» **Goal**
Select, from the material below, each line with "this" in it.

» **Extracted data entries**
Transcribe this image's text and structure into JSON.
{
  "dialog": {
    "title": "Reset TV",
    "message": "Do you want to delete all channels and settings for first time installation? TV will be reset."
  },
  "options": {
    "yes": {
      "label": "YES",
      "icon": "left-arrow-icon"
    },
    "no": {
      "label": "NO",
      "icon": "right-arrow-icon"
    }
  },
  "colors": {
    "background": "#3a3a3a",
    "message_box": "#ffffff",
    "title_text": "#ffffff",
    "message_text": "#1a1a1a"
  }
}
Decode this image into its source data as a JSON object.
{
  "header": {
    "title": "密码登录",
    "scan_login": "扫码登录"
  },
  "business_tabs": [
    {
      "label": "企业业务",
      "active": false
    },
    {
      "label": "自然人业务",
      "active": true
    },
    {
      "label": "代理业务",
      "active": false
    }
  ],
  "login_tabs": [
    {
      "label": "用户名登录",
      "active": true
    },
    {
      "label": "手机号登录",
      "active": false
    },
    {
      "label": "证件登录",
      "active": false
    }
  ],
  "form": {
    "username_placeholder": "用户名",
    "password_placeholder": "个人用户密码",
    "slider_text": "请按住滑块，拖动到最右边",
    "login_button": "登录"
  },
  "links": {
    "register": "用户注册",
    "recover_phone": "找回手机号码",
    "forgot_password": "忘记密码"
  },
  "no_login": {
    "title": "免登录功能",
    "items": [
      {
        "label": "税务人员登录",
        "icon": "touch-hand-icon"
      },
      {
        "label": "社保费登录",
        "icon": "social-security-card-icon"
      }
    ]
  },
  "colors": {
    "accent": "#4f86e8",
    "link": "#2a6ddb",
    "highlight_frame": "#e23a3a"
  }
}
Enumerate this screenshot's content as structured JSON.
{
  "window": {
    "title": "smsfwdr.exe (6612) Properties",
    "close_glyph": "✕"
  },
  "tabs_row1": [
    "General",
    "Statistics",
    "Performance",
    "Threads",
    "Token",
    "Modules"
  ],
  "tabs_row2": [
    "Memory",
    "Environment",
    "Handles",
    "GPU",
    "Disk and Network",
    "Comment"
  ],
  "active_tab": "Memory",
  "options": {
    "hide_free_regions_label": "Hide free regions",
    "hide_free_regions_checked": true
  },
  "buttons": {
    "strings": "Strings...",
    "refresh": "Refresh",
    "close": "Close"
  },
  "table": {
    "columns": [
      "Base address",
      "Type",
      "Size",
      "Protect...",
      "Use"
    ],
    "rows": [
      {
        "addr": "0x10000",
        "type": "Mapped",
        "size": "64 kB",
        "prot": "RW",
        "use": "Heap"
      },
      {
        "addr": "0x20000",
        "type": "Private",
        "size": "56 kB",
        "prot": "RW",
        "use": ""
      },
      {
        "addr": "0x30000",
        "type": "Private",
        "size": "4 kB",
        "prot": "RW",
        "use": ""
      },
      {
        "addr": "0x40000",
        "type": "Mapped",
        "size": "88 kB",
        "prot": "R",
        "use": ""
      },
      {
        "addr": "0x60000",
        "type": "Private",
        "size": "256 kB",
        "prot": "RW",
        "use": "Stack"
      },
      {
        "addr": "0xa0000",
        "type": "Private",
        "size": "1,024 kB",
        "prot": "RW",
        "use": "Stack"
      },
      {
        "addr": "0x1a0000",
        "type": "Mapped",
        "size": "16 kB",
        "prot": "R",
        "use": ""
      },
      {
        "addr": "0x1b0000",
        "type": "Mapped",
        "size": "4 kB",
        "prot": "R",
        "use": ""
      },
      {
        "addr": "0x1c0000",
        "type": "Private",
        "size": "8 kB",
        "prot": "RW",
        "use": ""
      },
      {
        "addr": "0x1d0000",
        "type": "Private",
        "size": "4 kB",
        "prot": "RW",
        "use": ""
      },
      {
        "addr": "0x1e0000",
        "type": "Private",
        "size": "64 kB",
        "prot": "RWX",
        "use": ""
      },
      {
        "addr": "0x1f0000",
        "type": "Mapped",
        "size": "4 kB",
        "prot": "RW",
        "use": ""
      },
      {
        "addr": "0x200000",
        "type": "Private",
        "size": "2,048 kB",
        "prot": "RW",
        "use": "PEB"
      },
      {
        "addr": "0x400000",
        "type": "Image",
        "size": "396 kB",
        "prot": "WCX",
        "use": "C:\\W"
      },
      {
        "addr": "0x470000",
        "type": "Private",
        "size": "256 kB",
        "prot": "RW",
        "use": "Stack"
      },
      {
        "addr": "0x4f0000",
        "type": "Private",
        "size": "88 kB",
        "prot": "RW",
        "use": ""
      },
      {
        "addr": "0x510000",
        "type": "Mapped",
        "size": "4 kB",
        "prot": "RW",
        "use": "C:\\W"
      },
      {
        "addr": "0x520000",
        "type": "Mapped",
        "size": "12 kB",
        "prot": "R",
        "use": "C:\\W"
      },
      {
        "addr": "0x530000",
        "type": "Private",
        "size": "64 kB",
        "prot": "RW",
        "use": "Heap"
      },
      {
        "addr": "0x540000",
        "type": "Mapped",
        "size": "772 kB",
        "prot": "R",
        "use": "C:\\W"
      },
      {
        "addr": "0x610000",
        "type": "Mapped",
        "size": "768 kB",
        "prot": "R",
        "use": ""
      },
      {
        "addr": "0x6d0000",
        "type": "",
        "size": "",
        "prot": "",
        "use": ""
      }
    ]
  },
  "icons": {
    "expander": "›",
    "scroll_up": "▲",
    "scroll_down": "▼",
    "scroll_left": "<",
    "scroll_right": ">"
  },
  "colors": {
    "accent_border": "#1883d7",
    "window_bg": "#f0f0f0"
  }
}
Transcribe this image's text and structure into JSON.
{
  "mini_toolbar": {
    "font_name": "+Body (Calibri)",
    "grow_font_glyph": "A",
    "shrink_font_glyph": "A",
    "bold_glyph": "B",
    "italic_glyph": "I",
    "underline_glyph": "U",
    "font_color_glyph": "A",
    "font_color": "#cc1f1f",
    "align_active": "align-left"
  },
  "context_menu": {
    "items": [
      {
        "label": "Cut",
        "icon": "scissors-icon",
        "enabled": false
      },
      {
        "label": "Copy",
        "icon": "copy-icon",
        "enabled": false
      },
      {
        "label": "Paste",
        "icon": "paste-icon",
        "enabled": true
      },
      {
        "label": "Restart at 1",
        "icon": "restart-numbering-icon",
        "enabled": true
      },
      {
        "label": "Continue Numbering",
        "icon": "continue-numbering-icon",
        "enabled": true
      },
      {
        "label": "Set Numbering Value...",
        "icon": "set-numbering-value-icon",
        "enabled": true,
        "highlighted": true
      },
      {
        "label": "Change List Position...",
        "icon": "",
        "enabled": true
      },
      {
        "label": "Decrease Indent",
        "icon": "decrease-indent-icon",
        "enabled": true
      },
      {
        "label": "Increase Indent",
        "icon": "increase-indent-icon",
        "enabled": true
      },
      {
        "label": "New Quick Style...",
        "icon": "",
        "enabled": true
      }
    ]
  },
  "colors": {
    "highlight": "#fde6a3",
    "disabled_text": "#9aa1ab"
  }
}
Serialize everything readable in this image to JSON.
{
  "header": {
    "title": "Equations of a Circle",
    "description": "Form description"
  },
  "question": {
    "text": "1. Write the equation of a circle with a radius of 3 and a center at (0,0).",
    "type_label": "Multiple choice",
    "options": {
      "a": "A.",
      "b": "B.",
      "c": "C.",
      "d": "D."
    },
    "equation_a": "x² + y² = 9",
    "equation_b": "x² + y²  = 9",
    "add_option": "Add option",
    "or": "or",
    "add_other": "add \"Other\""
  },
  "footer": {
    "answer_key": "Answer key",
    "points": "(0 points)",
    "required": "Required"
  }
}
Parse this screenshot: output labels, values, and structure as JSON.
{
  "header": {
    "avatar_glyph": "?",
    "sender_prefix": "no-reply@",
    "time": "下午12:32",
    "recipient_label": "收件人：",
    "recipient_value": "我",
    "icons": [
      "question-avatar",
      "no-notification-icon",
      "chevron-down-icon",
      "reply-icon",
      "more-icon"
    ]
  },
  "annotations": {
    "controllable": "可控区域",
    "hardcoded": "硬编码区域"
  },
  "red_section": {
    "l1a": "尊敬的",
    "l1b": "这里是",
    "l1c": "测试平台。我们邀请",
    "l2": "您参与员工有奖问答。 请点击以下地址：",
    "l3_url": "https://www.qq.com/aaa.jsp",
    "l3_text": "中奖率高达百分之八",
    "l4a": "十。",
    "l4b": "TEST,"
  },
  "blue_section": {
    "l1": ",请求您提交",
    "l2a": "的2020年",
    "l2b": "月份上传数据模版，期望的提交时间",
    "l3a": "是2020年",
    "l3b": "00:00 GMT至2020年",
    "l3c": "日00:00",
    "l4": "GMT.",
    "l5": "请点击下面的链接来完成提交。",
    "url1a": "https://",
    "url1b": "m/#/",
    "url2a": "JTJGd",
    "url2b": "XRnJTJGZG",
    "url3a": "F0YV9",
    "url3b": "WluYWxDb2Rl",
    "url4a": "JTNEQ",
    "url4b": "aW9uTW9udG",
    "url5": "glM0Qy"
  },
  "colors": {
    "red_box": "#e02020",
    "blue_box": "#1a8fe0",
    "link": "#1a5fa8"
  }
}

» **Result below**
Transcribe this image's text and structure into JSON.
Decode this image into its source data as a JSON object.
Enumerate this screenshot's content as structured JSON.
Transcribe this image's text and structure into JSON.
Serialize everything readable in this image to JSON.
Parse this screenshot: output labels, values, and structure as JSON.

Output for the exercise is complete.